◆ **INPUT ROWS**:

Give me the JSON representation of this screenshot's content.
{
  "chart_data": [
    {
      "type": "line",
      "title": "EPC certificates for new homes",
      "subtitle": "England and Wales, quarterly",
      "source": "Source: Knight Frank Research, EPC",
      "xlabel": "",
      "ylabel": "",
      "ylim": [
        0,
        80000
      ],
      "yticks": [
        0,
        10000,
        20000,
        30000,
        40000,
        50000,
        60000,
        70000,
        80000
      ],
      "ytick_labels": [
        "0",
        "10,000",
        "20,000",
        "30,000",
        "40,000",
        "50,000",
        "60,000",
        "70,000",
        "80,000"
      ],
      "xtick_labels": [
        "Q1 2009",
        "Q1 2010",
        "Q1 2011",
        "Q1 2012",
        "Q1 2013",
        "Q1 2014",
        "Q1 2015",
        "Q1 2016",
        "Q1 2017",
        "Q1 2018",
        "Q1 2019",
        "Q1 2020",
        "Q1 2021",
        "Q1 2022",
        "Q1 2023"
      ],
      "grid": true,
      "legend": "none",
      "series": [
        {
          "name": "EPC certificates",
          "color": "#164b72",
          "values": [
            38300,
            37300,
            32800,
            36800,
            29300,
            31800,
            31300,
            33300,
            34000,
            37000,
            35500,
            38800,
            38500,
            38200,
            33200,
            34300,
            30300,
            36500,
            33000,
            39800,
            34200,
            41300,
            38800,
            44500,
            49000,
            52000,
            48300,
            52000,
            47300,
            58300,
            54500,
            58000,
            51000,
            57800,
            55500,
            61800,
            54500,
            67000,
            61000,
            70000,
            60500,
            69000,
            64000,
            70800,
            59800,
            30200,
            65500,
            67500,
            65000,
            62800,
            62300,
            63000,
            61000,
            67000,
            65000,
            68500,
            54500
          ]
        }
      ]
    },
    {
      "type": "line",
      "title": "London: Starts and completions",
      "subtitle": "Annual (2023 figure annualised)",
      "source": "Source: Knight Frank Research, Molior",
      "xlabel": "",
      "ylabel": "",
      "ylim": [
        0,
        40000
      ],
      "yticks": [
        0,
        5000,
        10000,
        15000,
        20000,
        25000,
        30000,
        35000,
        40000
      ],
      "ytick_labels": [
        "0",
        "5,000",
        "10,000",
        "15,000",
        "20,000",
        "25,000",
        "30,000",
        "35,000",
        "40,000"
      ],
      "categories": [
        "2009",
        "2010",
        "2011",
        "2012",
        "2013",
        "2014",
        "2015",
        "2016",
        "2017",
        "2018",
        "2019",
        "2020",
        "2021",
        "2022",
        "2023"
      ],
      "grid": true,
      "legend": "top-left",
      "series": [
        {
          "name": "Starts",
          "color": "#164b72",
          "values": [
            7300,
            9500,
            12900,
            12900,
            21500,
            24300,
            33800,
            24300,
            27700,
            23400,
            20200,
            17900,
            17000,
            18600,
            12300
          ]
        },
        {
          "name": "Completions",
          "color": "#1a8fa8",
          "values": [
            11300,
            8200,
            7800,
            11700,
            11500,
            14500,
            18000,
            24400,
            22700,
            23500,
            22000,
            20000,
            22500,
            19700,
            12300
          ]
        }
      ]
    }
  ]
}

◆ **WHAT YOU HAVE TO DO**: Can you give every line above again, exactly as written?

◆ **FINISHED ANSWER**:
Give me the JSON representation of this screenshot's content.
{
  "chart_data": [
    {
      "type": "line",
      "title": "EPC certificates for new homes",
      "subtitle": "England and Wales, quarterly",
      "source": "Source: Knight Frank Research, EPC",
      "xlabel": "",
      "ylabel": "",
      "ylim": [
        0,
        80000
      ],
      "yticks": [
        0,
        10000,
        20000,
        30000,
        40000,
        50000,
        60000,
        70000,
        80000
      ],
      "ytick_labels": [
        "0",
        "10,000",
        "20,000",
        "30,000",
        "40,000",
        "50,000",
        "60,000",
        "70,000",
        "80,000"
      ],
      "xtick_labels": [
        "Q1 2009",
        "Q1 2010",
        "Q1 2011",
        "Q1 2012",
        "Q1 2013",
        "Q1 2014",
        "Q1 2015",
        "Q1 2016",
        "Q1 2017",
        "Q1 2018",
        "Q1 2019",
        "Q1 2020",
        "Q1 2021",
        "Q1 2022",
        "Q1 2023"
      ],
      "grid": true,
      "legend": "none",
      "series": [
        {
          "name": "EPC certificates",
          "color": "#164b72",
          "values": [
            38300,
            37300,
            32800,
            36800,
            29300,
            31800,
            31300,
            33300,
            34000,
            37000,
            35500,
            38800,
            38500,
            38200,
            33200,
            34300,
            30300,
            36500,
            33000,
            39800,
            34200,
            41300,
            38800,
            44500,
            49000,
            52000,
            48300,
            52000,
            47300,
            58300,
            54500,
            58000,
            51000,
            57800,
            55500,
            61800,
            54500,
            67000,
            61000,
            70000,
            60500,
            69000,
            64000,
            70800,
            59800,
            30200,
            65500,
            67500,
            65000,
            62800,
            62300,
            63000,
            61000,
            67000,
            65000,
            68500,
            54500
          ]
        }
      ]
    },
    {
      "type": "line",
      "title": "London: Starts and completions",
      "subtitle": "Annual (2023 figure annualised)",
      "source": "Source: Knight Frank Research, Molior",
      "xlabel": "",
      "ylabel": "",
      "ylim": [
        0,
        40000
      ],
      "yticks": [
        0,
        5000,
        10000,
        15000,
        20000,
        25000,
        30000,
        35000,
        40000
      ],
      "ytick_labels": [
        "0",
        "5,000",
        "10,000",
        "15,000",
        "20,000",
        "25,000",
        "30,000",
        "35,000",
        "40,000"
      ],
      "categories": [
        "2009",
        "2010",
        "2011",
        "2012",
        "2013",
        "2014",
        "2015",
        "2016",
        "2017",
        "2018",
        "2019",
        "2020",
        "2021",
        "2022",
        "2023"
      ],
      "grid": true,
      "legend": "top-left",
      "series": [
        {
          "name": "Starts",
          "color": "#164b72",
          "values": [
            7300,
            9500,
            12900,
            12900,
            21500,
            24300,
            33800,
            24300,
            27700,
            23400,
            20200,
            17900,
            17000,
            18600,
            12300
          ]
        },
        {
          "name": "Completions",
          "color": "#1a8fa8",
          "values": [
            11300,
            8200,
            7800,
            11700,
            11500,
            14500,
            18000,
            24400,
            22700,
            23500,
            22000,
            20000,
            22500,
            19700,
            12300
          ]
        }
      ]
    }
  ]
}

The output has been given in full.